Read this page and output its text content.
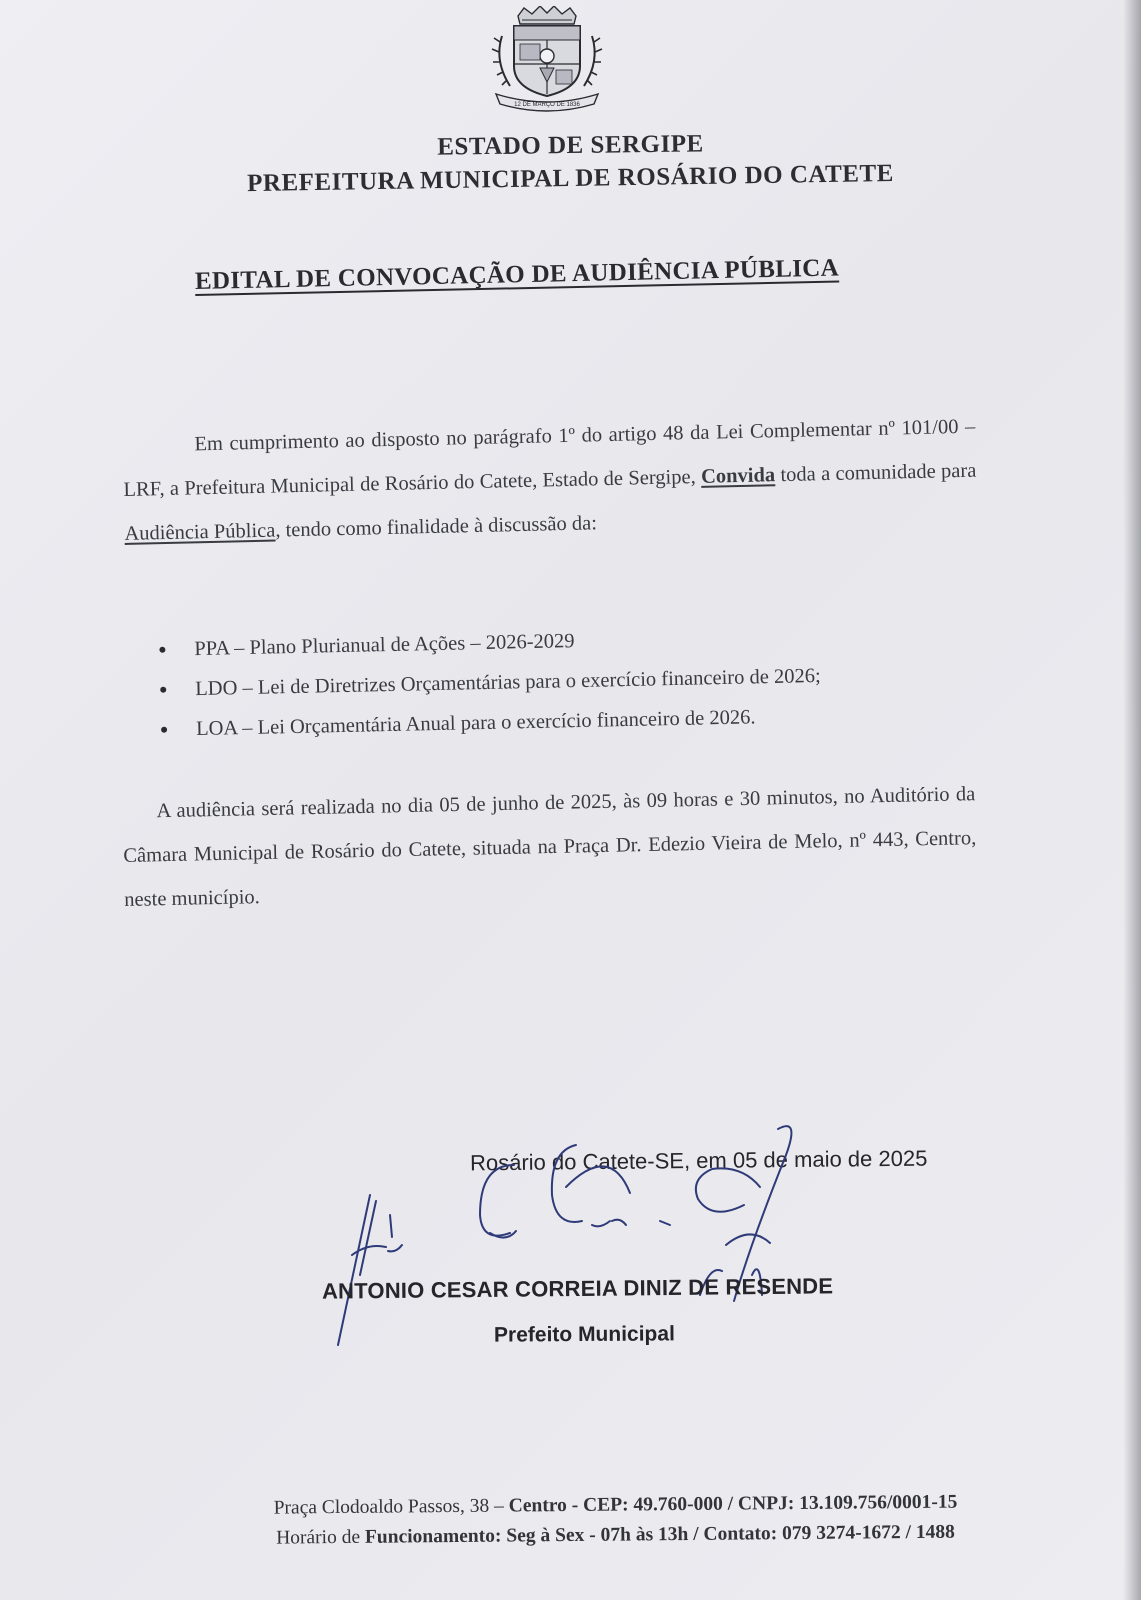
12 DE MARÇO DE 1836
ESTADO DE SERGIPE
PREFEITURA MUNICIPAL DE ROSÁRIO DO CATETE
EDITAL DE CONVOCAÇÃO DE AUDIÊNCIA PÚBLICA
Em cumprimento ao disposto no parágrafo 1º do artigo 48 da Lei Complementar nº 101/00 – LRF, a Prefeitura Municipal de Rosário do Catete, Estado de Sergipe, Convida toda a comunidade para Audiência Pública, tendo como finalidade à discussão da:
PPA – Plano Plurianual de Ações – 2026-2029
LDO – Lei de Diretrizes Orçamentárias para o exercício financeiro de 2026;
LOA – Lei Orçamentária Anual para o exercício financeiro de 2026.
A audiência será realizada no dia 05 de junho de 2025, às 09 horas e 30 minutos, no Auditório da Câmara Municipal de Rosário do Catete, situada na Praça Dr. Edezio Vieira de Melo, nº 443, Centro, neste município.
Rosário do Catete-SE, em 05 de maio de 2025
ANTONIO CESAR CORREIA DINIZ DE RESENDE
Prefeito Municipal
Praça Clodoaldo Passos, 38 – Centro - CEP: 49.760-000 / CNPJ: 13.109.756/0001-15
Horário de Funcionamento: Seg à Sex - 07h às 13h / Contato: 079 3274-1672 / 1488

Task to complete —
Reproduce each line exactly, please, except for any pictures.

Response to the exercise —
Read this page and output its text content.
12 DE MARÇO DE 1836
ESTADO DE SERGIPE
PREFEITURA MUNICIPAL DE ROSÁRIO DO CATETE
EDITAL DE CONVOCAÇÃO DE AUDIÊNCIA PÚBLICA
Em cumprimento ao disposto no parágrafo 1º do artigo 48 da Lei Complementar nº 101/00 – LRF, a Prefeitura Municipal de Rosário do Catete, Estado de Sergipe, Convida toda a comunidade para Audiência Pública, tendo como finalidade à discussão da:
PPA – Plano Plurianual de Ações – 2026-2029
LDO – Lei de Diretrizes Orçamentárias para o exercício financeiro de 2026;
LOA – Lei Orçamentária Anual para o exercício financeiro de 2026.
A audiência será realizada no dia 05 de junho de 2025, às 09 horas e 30 minutos, no Auditório da Câmara Municipal de Rosário do Catete, situada na Praça Dr. Edezio Vieira de Melo, nº 443, Centro, neste município.
Rosário do Catete-SE, em 05 de maio de 2025
ANTONIO CESAR CORREIA DINIZ DE RESENDE
Prefeito Municipal
Praça Clodoaldo Passos, 38 – Centro - CEP: 49.760-000 / CNPJ: 13.109.756/0001-15
Horário de Funcionamento: Seg à Sex - 07h às 13h / Contato: 079 3274-1672 / 1488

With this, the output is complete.